■ Given instruction ■
Select, from the material below, each line with "color" in it.

■ Records for the exercise ■
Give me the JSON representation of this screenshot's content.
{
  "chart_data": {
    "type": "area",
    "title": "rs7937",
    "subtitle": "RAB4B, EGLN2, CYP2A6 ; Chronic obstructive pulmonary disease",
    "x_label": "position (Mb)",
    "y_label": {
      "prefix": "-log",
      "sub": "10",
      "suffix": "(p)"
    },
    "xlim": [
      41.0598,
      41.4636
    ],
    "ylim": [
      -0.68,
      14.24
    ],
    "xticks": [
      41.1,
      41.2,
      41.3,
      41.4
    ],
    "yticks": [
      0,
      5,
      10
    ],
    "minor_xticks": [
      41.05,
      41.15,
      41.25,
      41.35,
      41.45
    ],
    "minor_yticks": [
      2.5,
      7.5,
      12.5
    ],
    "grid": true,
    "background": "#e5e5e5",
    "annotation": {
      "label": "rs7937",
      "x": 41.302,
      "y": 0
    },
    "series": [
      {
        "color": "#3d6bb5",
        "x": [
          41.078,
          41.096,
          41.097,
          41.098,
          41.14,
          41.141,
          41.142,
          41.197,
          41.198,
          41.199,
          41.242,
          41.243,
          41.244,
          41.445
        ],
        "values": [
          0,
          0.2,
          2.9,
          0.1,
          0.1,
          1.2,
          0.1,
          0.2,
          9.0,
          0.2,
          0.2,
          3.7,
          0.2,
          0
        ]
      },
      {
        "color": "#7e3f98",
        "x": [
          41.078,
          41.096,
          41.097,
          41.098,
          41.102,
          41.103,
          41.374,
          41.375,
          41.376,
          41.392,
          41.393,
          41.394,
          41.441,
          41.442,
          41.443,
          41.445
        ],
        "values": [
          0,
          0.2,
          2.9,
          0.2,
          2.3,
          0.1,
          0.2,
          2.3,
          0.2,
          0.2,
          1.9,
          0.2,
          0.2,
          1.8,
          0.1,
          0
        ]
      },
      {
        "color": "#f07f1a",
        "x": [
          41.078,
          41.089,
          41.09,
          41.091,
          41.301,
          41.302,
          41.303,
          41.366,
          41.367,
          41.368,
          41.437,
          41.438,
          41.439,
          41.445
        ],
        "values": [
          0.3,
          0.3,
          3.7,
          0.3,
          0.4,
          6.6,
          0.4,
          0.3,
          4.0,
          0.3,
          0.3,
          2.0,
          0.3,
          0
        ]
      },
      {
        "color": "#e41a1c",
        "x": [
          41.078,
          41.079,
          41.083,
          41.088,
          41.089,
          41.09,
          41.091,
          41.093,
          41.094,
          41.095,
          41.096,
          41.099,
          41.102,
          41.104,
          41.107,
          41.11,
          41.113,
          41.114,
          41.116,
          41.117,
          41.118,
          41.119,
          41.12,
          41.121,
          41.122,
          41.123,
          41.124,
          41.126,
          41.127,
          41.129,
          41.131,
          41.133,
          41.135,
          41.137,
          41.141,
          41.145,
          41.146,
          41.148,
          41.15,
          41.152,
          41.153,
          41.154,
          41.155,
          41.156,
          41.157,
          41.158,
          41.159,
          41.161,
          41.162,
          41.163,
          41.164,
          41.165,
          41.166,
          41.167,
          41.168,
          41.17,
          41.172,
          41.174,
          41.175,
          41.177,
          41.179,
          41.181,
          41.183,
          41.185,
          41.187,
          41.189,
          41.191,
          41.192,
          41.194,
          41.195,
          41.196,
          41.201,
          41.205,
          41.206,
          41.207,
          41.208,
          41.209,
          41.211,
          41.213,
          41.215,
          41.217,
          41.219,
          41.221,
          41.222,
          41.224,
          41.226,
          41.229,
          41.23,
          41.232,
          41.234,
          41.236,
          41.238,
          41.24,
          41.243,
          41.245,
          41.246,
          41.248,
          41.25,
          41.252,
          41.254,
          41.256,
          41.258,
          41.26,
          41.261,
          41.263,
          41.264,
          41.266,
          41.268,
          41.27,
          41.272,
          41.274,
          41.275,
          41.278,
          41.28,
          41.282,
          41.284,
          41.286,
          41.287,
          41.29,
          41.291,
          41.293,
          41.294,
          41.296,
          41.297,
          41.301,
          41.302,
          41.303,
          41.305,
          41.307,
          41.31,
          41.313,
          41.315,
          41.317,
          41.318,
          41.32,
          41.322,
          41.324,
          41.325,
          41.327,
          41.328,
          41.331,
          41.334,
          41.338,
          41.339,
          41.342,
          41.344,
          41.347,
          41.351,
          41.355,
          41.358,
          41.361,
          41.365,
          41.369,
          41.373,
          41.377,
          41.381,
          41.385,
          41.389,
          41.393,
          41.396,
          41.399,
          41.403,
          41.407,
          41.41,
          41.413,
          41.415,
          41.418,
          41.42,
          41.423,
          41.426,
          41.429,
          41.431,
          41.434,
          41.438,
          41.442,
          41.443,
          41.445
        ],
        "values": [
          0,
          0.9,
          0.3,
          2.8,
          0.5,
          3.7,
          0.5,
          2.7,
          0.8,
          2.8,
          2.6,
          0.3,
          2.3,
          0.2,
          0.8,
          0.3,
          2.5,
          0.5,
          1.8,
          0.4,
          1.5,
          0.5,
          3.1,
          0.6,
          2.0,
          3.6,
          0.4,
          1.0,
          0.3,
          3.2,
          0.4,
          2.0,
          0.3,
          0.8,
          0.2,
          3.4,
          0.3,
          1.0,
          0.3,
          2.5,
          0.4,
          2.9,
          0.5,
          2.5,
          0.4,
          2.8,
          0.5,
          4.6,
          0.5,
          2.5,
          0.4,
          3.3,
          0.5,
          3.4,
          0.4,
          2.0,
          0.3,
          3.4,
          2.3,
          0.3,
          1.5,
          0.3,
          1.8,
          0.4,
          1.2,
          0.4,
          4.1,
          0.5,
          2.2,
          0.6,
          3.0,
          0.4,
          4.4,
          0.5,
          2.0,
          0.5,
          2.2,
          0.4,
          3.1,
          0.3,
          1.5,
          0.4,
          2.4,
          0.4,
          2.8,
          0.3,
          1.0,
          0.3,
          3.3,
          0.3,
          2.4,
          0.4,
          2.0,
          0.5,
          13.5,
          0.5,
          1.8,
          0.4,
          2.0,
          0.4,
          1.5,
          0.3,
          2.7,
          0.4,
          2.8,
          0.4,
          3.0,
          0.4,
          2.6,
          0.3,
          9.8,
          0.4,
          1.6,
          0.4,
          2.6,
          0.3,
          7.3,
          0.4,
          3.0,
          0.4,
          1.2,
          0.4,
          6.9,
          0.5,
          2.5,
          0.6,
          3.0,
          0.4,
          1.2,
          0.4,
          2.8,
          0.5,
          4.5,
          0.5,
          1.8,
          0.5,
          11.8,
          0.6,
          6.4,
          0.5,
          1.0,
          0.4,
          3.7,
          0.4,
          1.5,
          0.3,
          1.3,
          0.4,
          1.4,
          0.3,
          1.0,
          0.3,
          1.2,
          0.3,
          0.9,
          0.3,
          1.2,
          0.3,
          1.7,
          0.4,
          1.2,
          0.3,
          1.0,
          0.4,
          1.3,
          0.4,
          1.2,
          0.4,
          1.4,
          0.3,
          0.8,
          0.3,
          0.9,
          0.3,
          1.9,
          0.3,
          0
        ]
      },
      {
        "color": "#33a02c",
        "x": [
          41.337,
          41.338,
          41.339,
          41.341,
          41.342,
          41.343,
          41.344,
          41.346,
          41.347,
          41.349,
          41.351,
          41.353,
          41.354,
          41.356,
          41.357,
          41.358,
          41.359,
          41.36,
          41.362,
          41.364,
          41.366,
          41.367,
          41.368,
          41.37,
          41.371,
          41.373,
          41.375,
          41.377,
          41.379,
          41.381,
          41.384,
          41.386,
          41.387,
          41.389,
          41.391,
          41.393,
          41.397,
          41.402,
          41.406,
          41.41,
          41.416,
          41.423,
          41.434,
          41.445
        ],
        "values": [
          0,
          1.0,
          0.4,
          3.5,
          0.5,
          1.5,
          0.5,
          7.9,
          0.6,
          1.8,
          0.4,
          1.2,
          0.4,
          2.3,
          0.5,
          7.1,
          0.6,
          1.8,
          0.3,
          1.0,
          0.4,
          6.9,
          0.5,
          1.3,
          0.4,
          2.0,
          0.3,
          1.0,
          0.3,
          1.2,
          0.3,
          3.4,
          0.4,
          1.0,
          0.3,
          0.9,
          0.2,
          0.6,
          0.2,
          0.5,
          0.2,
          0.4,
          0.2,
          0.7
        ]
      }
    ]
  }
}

■ Completed exercise ■
        "color": "#3d6bb5",
        "color": "#7e3f98",
        "color": "#f07f1a",
        "color": "#e41a1c",
        "color": "#33a02c",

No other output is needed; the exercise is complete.